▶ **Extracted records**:

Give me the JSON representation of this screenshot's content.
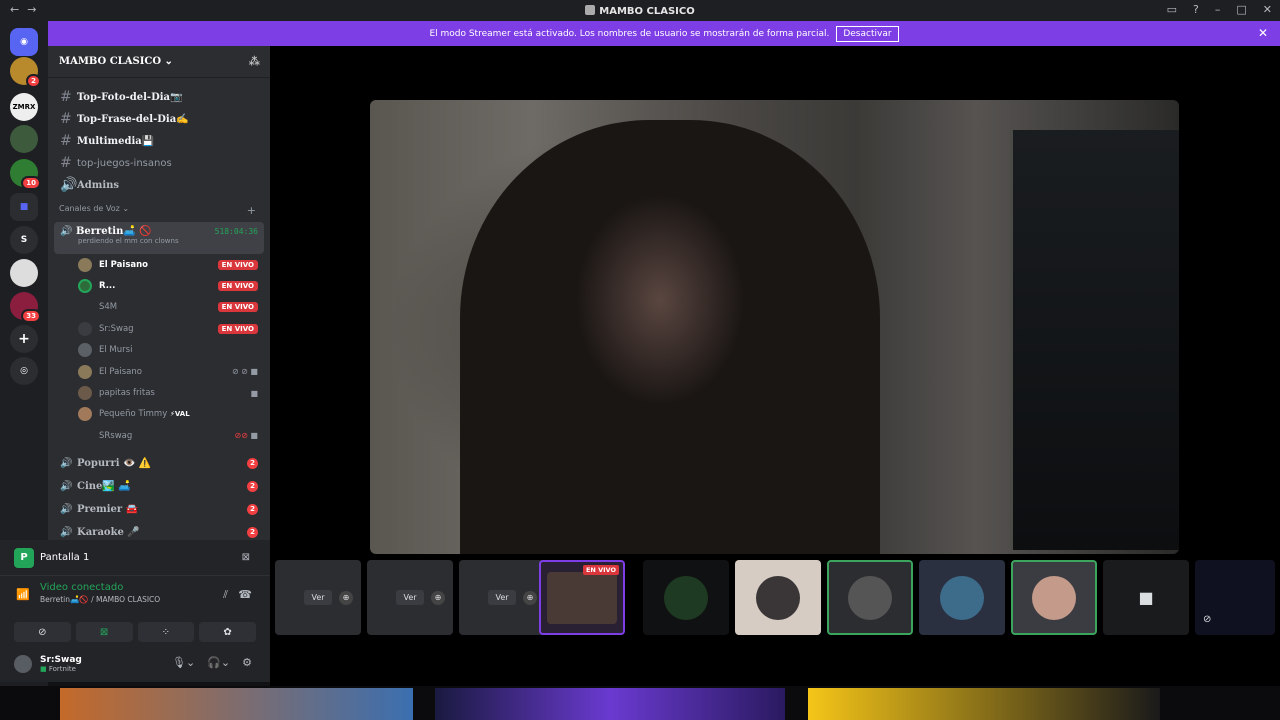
{
  "window": {
    "title": "MAMBO CLASICO"
  },
  "banner": {
    "text": "El modo Streamer está activado. Los nombres de usuario se mostrarán de forma parcial.",
    "button": "Desactivar"
  },
  "rail": {
    "badges": [
      "2",
      "10",
      "33"
    ],
    "letter_server": "S"
  },
  "guild": {
    "name": "MAMBO CLASICO"
  },
  "text_channels": [
    "Top-Foto-del-Dia📷",
    "Top-Frase-del-Dia✍️",
    "Multimedia💾",
    "top-juegos-insanos",
    "Admins"
  ],
  "voice_category": "Canales de Voz",
  "active_voice": {
    "name": "Berretin🛋️ 🚫",
    "time": "518:04:36",
    "status": "perdiendo el mm con clowns"
  },
  "users": [
    {
      "name": "El Paisano",
      "live": "EN VIVO"
    },
    {
      "name": "R...",
      "live": "EN VIVO"
    },
    {
      "name": "S4M",
      "live": "EN VIVO"
    },
    {
      "name": "Sr:Swag",
      "live": "EN VIVO"
    },
    {
      "name": "El Mursi"
    },
    {
      "name": "El Paisano"
    },
    {
      "name": "papitas fritas"
    },
    {
      "name": "Pequeño Timmy",
      "tag": "⚡VAL"
    },
    {
      "name": "SRswag"
    }
  ],
  "voice_channels": [
    {
      "name": "Popurri 👁️ ⚠️",
      "count": "2"
    },
    {
      "name": "Cine🏞️ 🛋️",
      "count": "2"
    },
    {
      "name": "Premier 🚘",
      "count": "2"
    },
    {
      "name": "Karaoke 🎤",
      "count": "2"
    }
  ],
  "panel": {
    "stream_title": "Pantalla 1",
    "stream_initial": "P",
    "video_status": "Video conectado",
    "video_sub": "Berretin🛋️🚫 / MAMBO CLASICO"
  },
  "me": {
    "name": "Sr:Swag",
    "activity": "Fortnite"
  },
  "thumbs": {
    "view_label": "Ver",
    "live_label": "EN VIVO"
  }
}
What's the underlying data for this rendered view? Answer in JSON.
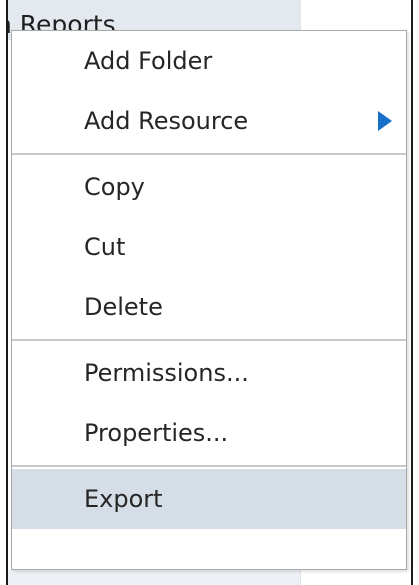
{
  "tree": {
    "partial_label": "n Reports"
  },
  "context_menu": {
    "items": [
      {
        "label": "Add Folder"
      },
      {
        "label": "Add Resource",
        "submenu_icon": "submenu-arrow-icon"
      },
      {
        "label": "Copy"
      },
      {
        "label": "Cut"
      },
      {
        "label": "Delete"
      },
      {
        "label": "Permissions..."
      },
      {
        "label": "Properties..."
      },
      {
        "label": "Export",
        "highlighted": true
      }
    ]
  },
  "colors": {
    "highlight": "#d5dde6",
    "arrow": "#1a6fc9",
    "separator": "#c8c8c8",
    "tree_bg": "#e4e9ef"
  }
}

▶ **WHAT YOU WILL DO**:
Omit every picture, then reproduce the rest of the listing exactly.

▶ **SOLUTION**:
Give me the JSON representation of this screenshot's content.
{
  "window": {
    "title": "MAMBO CLASICO"
  },
  "banner": {
    "text": "El modo Streamer está activado. Los nombres de usuario se mostrarán de forma parcial.",
    "button": "Desactivar"
  },
  "rail": {
    "badges": [
      "2",
      "10",
      "33"
    ],
    "letter_server": "S"
  },
  "guild": {
    "name": "MAMBO CLASICO"
  },
  "text_channels": [
    "Top-Foto-del-Dia📷",
    "Top-Frase-del-Dia✍️",
    "Multimedia💾",
    "top-juegos-insanos",
    "Admins"
  ],
  "voice_category": "Canales de Voz",
  "active_voice": {
    "name": "Berretin🛋️ 🚫",
    "time": "518:04:36",
    "status": "perdiendo el mm con clowns"
  },
  "users": [
    {
      "name": "El Paisano",
      "live": "EN VIVO"
    },
    {
      "name": "R...",
      "live": "EN VIVO"
    },
    {
      "name": "S4M",
      "live": "EN VIVO"
    },
    {
      "name": "Sr:Swag",
      "live": "EN VIVO"
    },
    {
      "name": "El Mursi"
    },
    {
      "name": "El Paisano"
    },
    {
      "name": "papitas fritas"
    },
    {
      "name": "Pequeño Timmy",
      "tag": "⚡VAL"
    },
    {
      "name": "SRswag"
    }
  ],
  "voice_channels": [
    {
      "name": "Popurri 👁️ ⚠️",
      "count": "2"
    },
    {
      "name": "Cine🏞️ 🛋️",
      "count": "2"
    },
    {
      "name": "Premier 🚘",
      "count": "2"
    },
    {
      "name": "Karaoke 🎤",
      "count": "2"
    }
  ],
  "panel": {
    "stream_title": "Pantalla 1",
    "stream_initial": "P",
    "video_status": "Video conectado",
    "video_sub": "Berretin🛋️🚫 / MAMBO CLASICO"
  },
  "me": {
    "name": "Sr:Swag",
    "activity": "Fortnite"
  },
  "thumbs": {
    "view_label": "Ver",
    "live_label": "EN VIVO"
  }
}
What's the underlying data for this rendered view? Answer in JSON.
{
  "tree": {
    "partial_label": "n Reports"
  },
  "context_menu": {
    "items": [
      {
        "label": "Add Folder"
      },
      {
        "label": "Add Resource",
        "submenu_icon": "submenu-arrow-icon"
      },
      {
        "label": "Copy"
      },
      {
        "label": "Cut"
      },
      {
        "label": "Delete"
      },
      {
        "label": "Permissions..."
      },
      {
        "label": "Properties..."
      },
      {
        "label": "Export",
        "highlighted": true
      }
    ]
  },
  "colors": {
    "highlight": "#d5dde6",
    "arrow": "#1a6fc9",
    "separator": "#c8c8c8",
    "tree_bg": "#e4e9ef"
  }
}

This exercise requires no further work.